Determine how many lines in these records hold "true". Only the number is wanted.
___ RECORDS SUPPLIED
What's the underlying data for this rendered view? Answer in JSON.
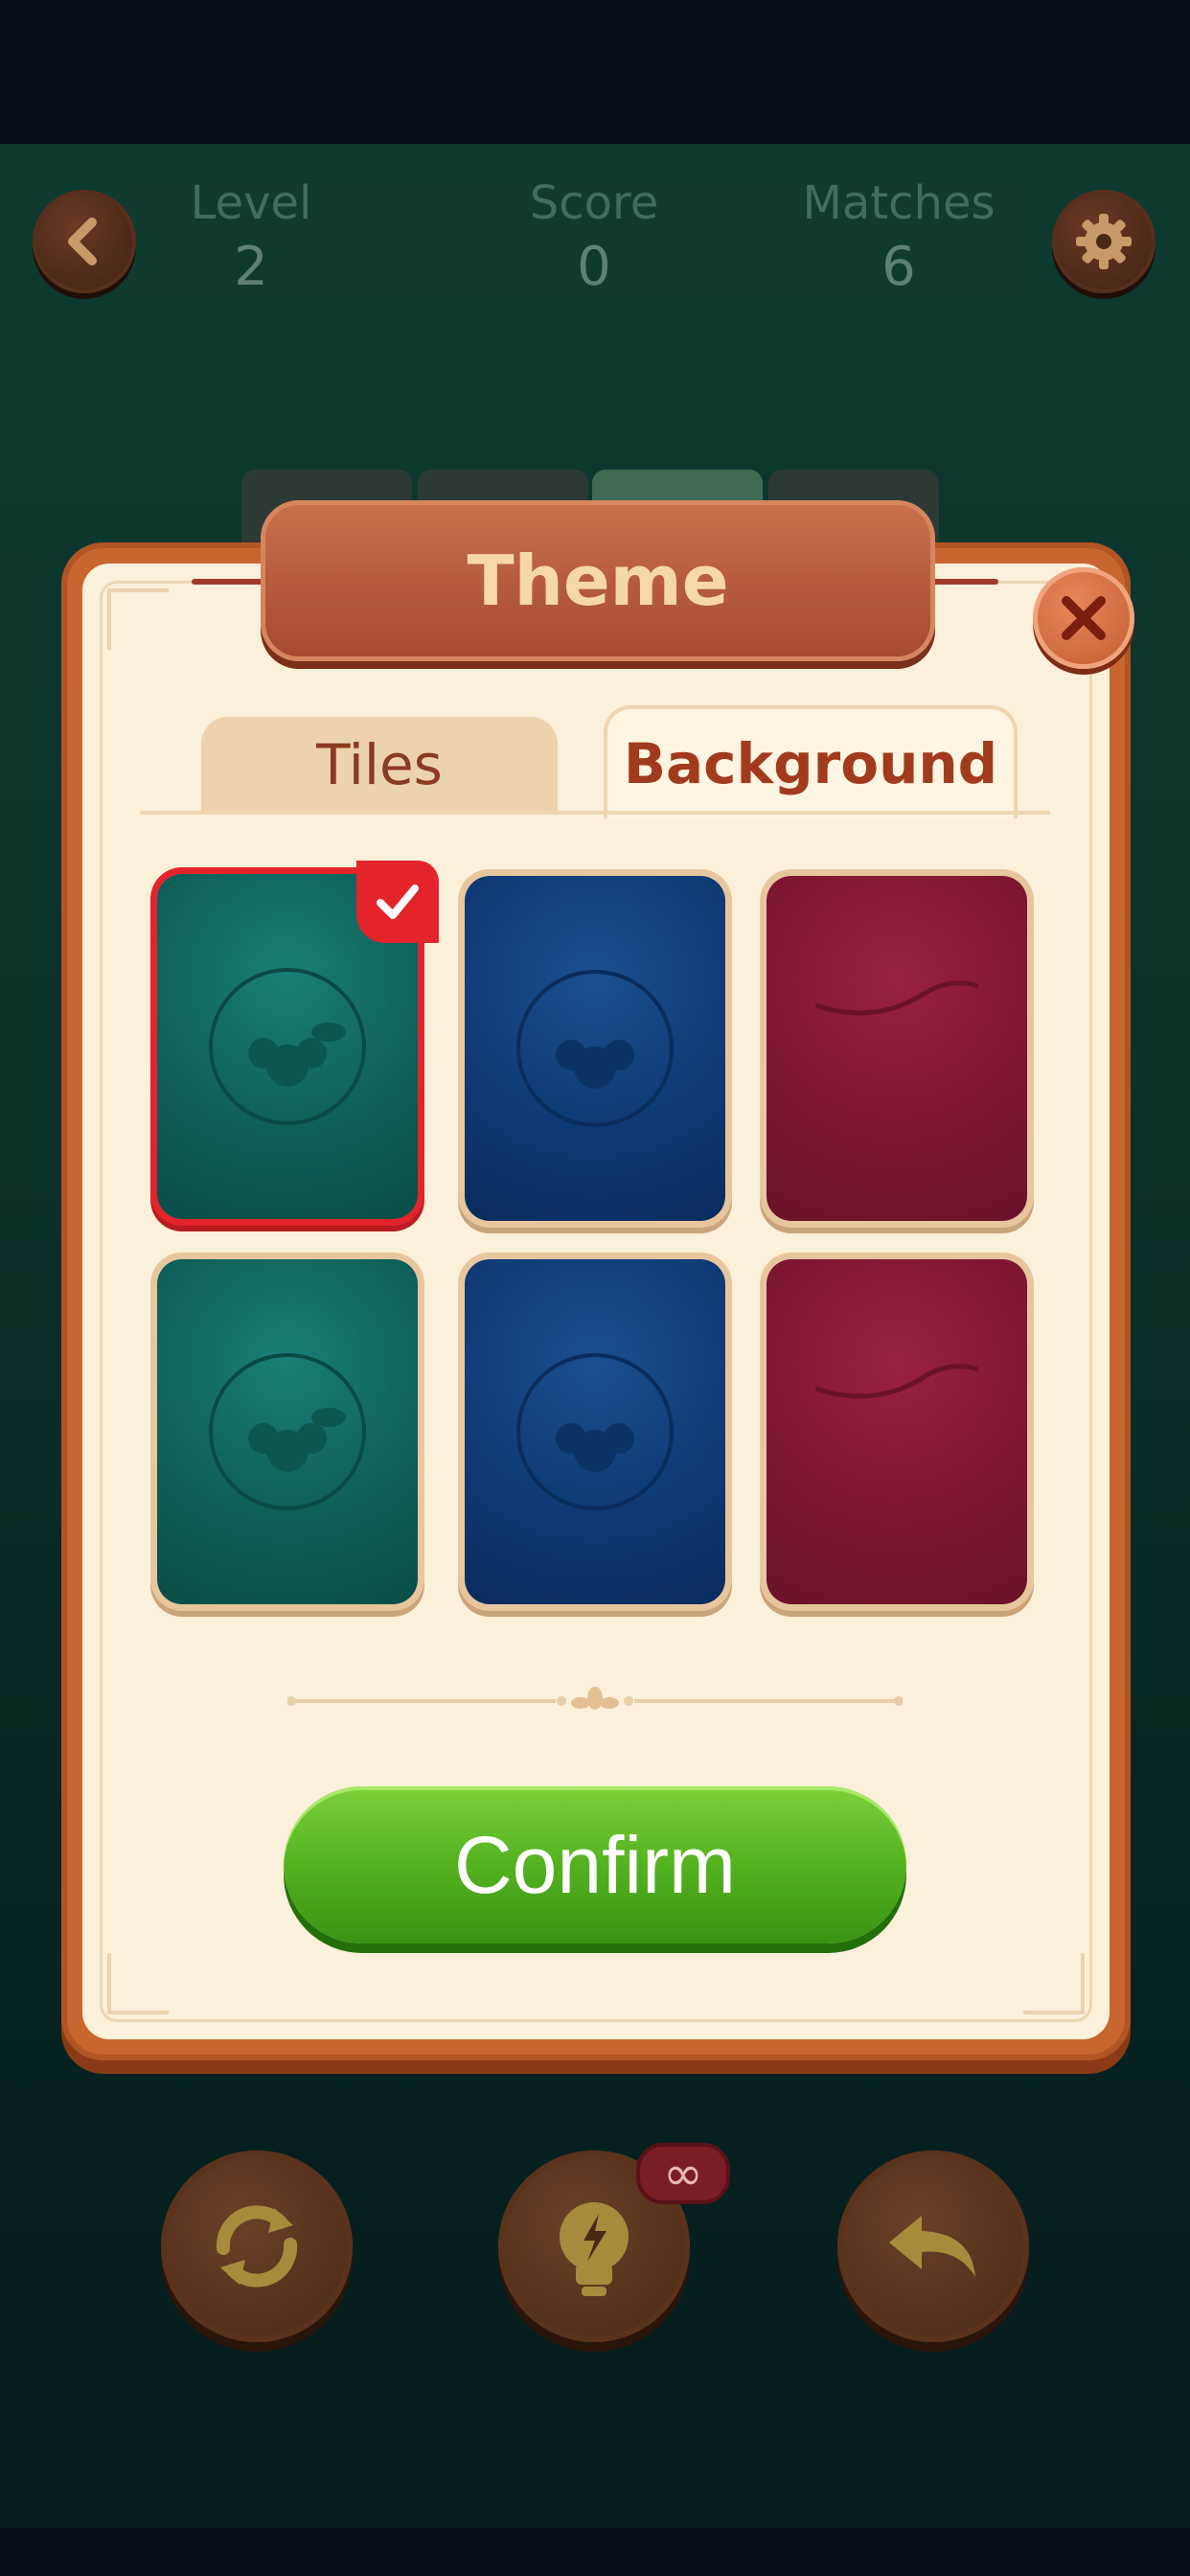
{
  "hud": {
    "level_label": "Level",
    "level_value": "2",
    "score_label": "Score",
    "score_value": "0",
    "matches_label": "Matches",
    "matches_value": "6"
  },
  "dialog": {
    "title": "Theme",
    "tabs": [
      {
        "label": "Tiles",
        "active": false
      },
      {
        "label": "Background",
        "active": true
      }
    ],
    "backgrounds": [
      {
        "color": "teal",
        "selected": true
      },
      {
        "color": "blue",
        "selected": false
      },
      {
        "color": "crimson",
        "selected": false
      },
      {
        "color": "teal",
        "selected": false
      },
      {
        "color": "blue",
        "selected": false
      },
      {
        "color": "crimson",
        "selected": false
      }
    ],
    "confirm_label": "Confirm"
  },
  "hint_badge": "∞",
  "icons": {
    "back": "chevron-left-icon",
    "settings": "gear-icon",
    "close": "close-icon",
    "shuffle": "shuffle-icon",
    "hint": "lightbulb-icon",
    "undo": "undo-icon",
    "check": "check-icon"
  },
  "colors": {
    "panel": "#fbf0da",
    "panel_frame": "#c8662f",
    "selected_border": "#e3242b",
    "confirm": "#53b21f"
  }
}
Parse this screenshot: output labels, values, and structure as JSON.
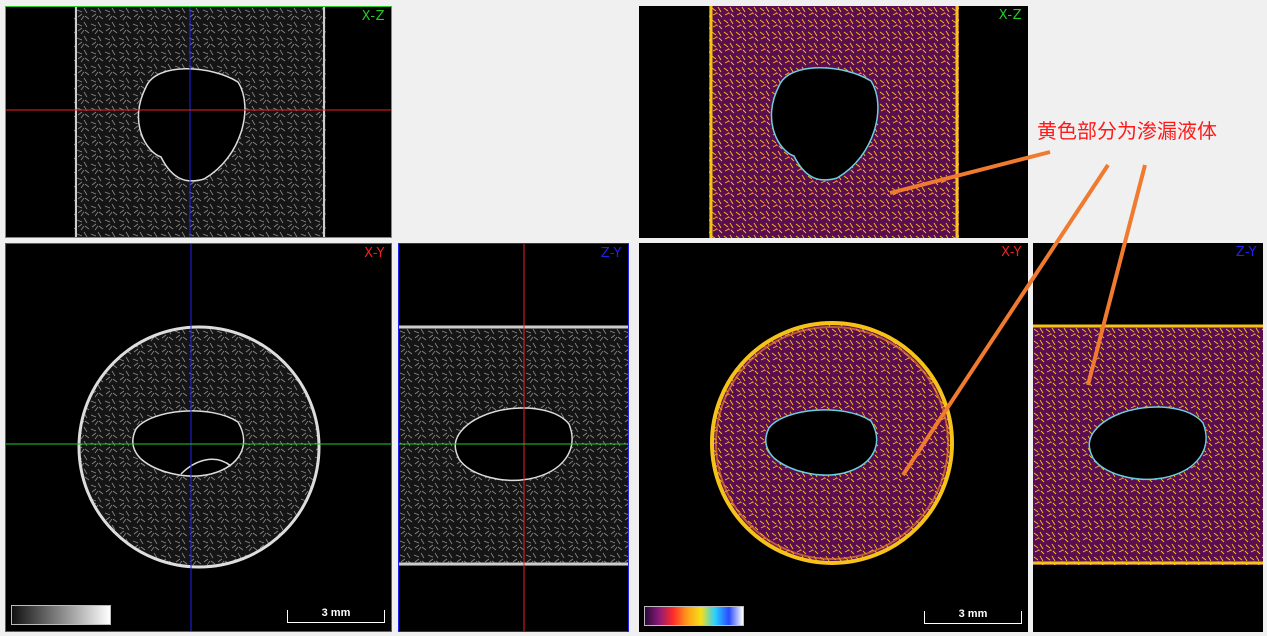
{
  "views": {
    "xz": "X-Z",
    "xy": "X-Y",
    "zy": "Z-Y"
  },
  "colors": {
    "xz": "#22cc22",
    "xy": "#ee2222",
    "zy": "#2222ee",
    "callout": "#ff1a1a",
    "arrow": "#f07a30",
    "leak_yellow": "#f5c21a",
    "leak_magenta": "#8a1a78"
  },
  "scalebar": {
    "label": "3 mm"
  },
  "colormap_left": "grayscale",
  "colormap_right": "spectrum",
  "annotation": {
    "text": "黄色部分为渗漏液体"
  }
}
______
___ RECORDS SUPPLIED
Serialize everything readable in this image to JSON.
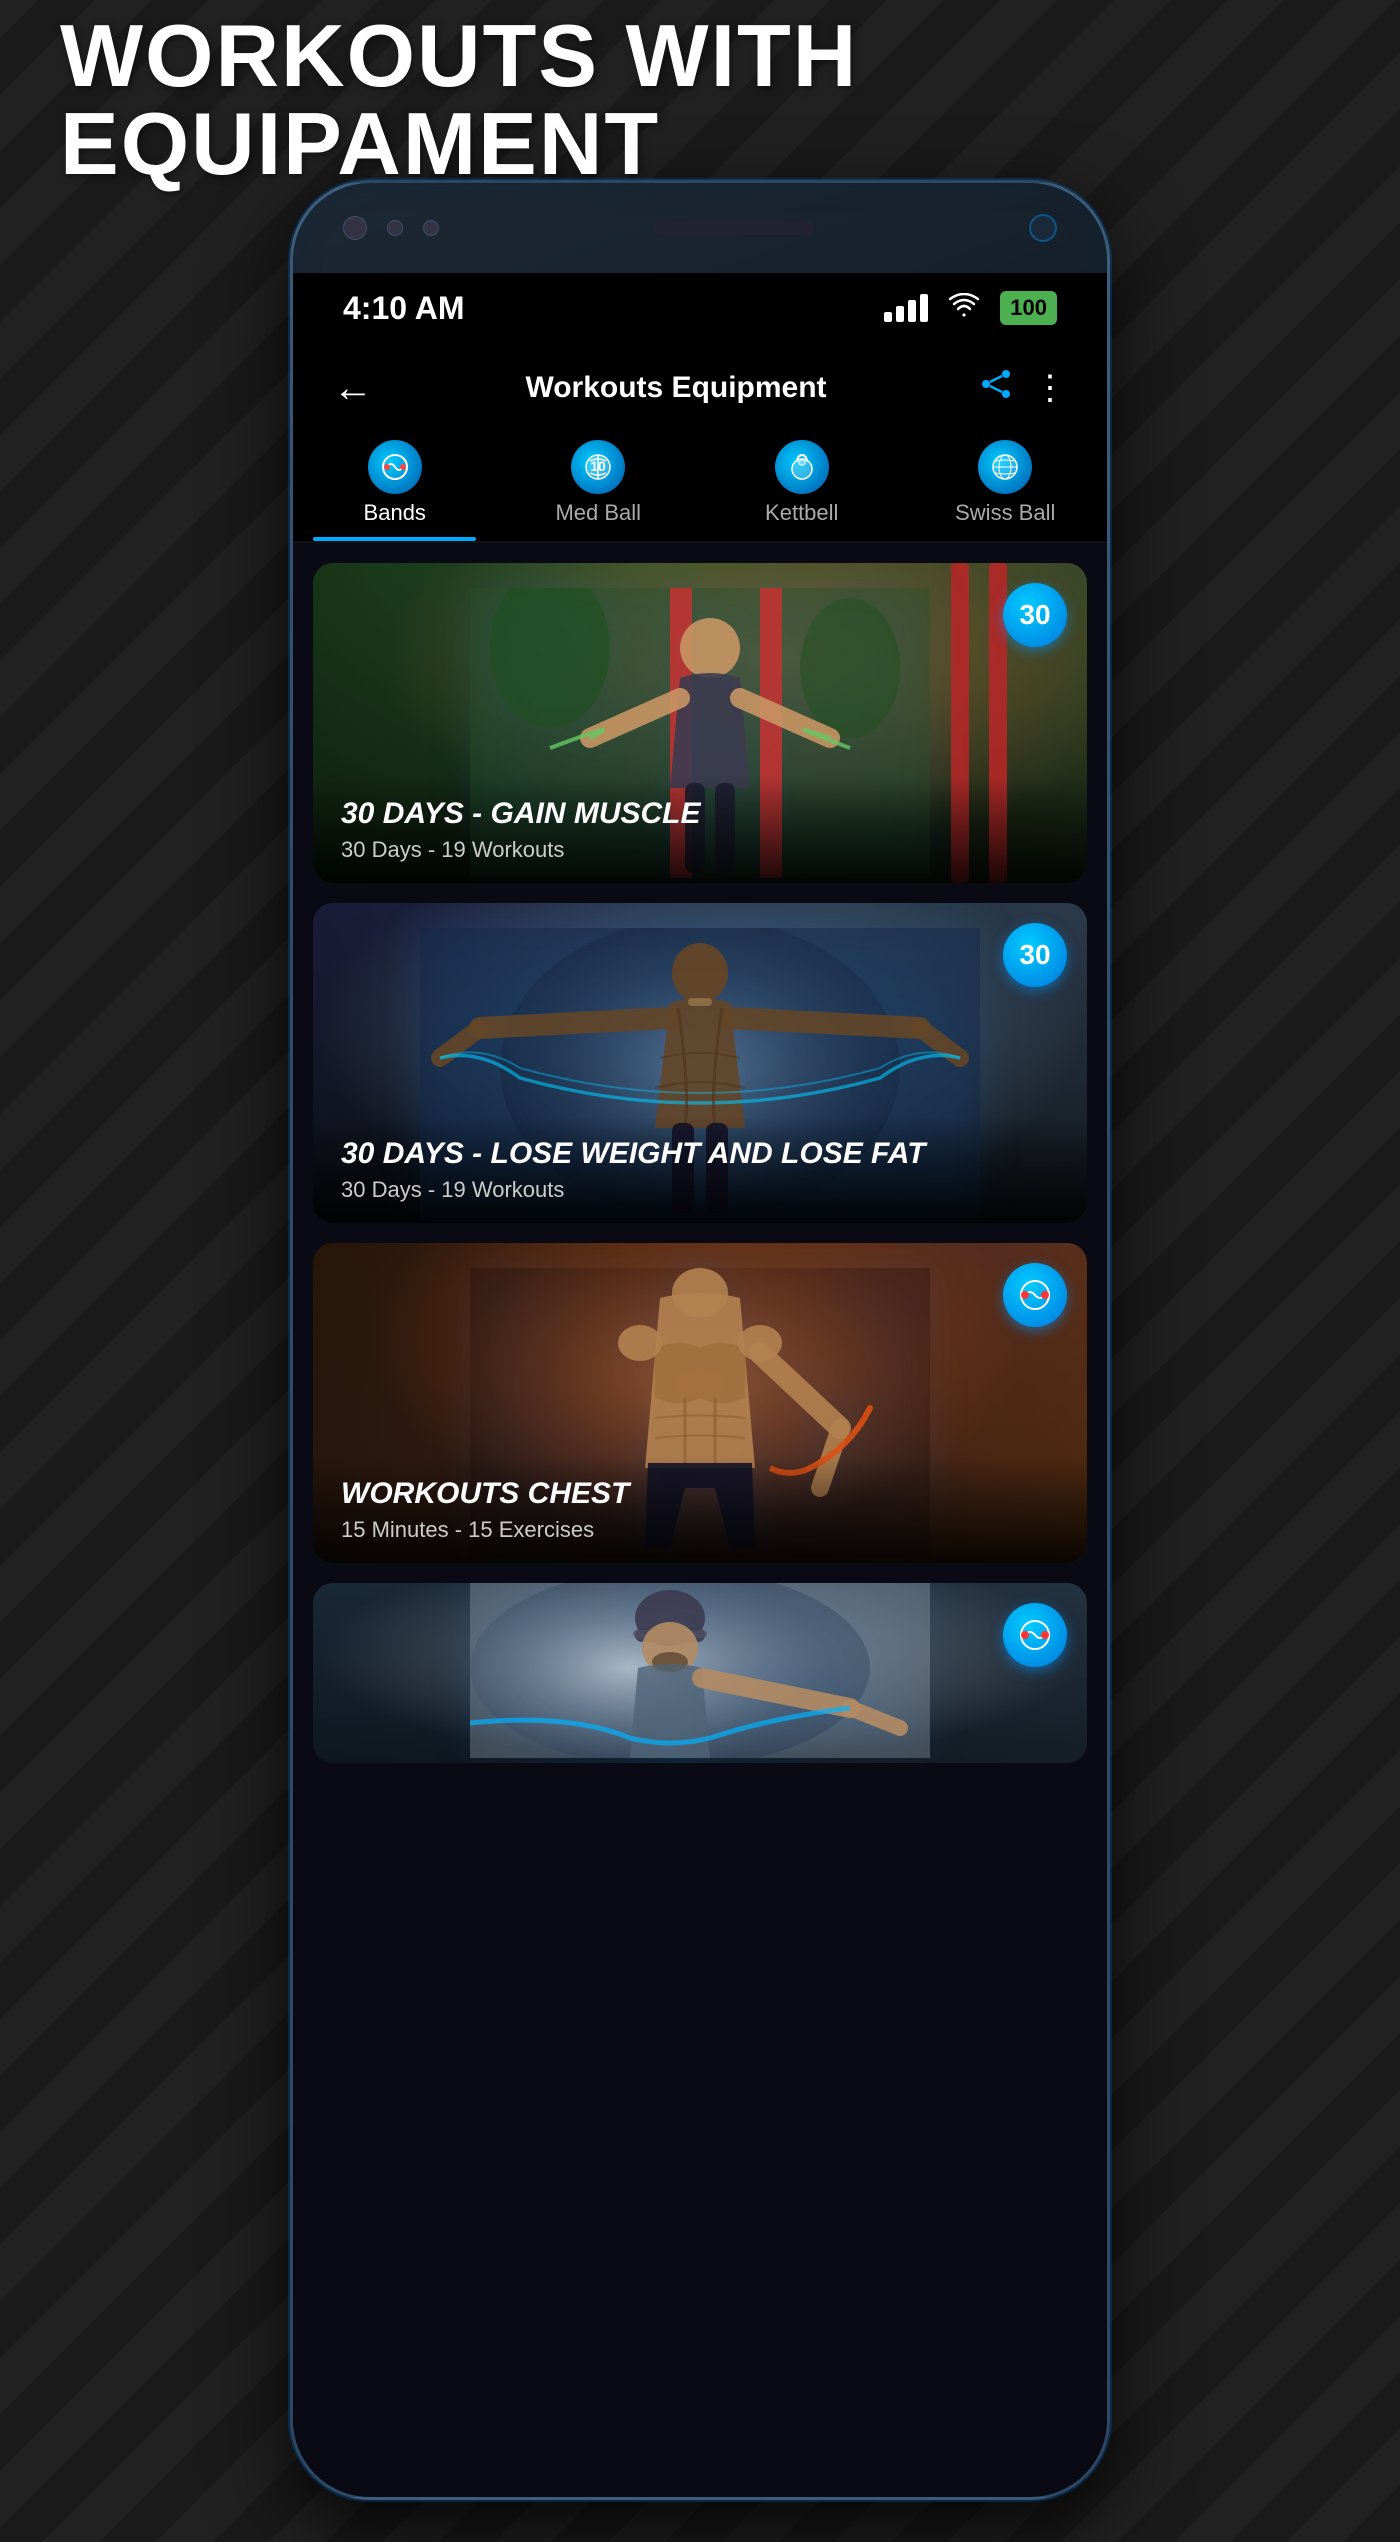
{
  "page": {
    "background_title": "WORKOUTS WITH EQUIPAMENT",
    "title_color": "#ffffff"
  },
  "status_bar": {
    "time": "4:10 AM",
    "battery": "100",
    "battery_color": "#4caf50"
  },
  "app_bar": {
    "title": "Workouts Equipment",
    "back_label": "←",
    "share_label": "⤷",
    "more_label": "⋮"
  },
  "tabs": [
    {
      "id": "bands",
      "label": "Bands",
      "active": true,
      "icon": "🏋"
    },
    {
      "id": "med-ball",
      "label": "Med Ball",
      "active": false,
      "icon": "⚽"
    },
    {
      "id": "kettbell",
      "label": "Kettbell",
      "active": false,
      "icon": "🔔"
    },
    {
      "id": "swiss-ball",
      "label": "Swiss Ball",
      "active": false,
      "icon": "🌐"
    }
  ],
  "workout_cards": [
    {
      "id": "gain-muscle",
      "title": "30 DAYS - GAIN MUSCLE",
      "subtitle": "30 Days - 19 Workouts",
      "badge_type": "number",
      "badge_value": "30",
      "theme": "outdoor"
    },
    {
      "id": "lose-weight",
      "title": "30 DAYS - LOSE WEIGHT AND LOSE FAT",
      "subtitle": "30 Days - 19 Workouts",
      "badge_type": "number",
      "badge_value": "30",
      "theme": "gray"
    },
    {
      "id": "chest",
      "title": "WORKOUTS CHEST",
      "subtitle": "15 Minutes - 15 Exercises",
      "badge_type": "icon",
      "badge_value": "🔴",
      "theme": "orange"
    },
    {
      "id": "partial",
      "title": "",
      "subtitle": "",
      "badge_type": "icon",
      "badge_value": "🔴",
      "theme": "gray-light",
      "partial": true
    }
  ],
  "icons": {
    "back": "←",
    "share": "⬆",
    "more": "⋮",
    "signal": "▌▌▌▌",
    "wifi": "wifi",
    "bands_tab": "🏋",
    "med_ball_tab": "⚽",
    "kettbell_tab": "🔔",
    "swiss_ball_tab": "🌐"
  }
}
______
**RESULT BELOW:**
4